━━ AVAILABLE DATA

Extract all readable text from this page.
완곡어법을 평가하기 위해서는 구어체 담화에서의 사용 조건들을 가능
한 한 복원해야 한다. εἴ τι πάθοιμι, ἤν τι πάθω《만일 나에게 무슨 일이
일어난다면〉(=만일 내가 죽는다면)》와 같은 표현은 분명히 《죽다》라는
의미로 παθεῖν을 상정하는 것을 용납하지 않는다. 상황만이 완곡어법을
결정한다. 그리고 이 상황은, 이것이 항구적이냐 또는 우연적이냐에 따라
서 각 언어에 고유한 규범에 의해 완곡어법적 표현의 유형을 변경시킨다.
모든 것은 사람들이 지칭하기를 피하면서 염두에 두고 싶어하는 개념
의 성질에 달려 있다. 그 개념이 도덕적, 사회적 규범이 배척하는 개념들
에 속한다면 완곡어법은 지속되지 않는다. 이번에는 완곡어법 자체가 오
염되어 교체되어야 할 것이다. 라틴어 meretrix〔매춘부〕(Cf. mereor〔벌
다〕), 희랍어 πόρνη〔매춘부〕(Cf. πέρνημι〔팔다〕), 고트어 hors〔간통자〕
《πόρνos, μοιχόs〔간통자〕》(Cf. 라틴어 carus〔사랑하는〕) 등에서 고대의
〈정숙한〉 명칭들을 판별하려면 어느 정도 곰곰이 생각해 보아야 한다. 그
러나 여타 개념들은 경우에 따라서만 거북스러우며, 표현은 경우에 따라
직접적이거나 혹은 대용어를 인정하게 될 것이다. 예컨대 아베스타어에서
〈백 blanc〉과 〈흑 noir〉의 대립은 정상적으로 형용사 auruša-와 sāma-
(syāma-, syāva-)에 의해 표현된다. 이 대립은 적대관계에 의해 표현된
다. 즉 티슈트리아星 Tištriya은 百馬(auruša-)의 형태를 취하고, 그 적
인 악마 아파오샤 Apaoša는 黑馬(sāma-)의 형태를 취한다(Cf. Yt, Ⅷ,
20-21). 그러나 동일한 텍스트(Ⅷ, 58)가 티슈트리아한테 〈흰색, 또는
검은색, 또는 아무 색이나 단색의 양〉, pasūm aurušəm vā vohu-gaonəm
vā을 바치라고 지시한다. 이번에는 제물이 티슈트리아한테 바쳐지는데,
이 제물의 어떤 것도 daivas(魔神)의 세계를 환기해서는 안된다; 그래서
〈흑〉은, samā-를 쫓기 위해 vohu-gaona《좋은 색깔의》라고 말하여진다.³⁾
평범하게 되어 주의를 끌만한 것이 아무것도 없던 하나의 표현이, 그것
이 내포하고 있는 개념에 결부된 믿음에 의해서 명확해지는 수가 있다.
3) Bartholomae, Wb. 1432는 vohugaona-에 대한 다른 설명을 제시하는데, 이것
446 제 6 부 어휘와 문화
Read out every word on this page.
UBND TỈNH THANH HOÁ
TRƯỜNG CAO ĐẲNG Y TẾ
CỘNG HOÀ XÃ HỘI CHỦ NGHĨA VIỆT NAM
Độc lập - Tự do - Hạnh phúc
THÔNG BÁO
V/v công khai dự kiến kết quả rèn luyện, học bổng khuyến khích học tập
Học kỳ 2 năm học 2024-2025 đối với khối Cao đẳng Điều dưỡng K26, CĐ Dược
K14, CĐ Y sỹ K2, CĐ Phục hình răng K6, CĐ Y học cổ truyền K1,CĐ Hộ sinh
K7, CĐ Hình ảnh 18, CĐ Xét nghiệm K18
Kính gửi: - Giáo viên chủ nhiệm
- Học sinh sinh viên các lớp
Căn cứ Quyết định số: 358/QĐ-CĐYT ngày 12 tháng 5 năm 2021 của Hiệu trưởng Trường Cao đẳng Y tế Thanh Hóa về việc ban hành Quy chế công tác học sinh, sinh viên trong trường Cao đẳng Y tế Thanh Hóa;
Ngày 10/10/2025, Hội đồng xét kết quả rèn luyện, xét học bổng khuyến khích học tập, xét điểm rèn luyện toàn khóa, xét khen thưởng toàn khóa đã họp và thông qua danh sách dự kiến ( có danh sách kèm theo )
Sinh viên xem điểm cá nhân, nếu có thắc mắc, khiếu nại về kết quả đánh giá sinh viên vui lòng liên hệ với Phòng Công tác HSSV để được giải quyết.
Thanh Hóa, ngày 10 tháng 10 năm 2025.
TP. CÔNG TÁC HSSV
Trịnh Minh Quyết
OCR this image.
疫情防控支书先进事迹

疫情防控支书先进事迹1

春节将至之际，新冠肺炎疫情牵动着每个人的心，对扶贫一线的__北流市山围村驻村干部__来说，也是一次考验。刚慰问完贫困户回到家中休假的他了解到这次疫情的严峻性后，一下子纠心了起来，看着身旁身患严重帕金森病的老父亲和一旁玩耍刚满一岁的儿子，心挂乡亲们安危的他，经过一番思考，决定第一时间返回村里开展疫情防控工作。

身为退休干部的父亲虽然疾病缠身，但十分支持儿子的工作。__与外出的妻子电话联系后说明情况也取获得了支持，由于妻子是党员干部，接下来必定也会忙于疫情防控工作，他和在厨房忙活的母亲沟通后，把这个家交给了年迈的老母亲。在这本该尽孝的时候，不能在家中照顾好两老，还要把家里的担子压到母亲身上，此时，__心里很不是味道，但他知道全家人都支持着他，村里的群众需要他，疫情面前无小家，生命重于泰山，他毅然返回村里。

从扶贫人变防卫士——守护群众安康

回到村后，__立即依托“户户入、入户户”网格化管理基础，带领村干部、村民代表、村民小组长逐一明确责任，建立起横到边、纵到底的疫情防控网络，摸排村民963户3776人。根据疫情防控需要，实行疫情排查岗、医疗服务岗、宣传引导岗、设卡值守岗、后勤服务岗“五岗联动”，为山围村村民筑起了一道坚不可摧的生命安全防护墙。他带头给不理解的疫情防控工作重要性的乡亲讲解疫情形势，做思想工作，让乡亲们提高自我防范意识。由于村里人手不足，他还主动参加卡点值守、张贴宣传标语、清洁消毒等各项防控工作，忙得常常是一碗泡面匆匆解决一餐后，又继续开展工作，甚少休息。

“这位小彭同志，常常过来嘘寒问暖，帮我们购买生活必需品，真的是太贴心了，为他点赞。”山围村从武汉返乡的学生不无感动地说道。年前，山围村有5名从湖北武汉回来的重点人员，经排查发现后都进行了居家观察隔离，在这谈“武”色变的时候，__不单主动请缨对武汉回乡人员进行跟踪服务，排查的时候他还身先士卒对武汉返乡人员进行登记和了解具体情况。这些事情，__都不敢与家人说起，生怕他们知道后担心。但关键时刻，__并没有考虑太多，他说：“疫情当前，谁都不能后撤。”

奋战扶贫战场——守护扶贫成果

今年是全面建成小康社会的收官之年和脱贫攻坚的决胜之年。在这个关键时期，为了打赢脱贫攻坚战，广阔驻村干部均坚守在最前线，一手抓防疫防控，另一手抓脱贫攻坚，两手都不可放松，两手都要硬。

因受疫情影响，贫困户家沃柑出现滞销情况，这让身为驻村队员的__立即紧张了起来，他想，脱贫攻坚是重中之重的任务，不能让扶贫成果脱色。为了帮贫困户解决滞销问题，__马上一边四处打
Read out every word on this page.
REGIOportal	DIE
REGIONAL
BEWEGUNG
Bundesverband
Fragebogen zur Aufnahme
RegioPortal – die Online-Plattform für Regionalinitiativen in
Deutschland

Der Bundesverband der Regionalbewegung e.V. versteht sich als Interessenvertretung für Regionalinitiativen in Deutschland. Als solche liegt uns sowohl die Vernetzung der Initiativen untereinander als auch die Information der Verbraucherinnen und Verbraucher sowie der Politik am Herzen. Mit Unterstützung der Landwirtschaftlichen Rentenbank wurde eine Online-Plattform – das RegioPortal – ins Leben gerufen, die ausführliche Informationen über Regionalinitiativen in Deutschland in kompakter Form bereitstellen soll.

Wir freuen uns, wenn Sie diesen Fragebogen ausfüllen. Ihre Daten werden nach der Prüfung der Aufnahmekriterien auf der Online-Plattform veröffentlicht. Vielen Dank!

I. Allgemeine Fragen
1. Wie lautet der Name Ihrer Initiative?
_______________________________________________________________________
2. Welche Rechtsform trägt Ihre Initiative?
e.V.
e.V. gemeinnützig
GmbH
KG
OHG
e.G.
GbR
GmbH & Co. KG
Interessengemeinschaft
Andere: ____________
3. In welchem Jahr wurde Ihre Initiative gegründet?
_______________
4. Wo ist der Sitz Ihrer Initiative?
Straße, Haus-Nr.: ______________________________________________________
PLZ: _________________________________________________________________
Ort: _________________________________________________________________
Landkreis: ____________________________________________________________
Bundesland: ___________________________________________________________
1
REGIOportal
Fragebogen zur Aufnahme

━━━━

__INSTRUCTION__:
Using the material above, work out how many lines contain the string "Plattform". Give that number alone.

__CORRECT RESULT__:
3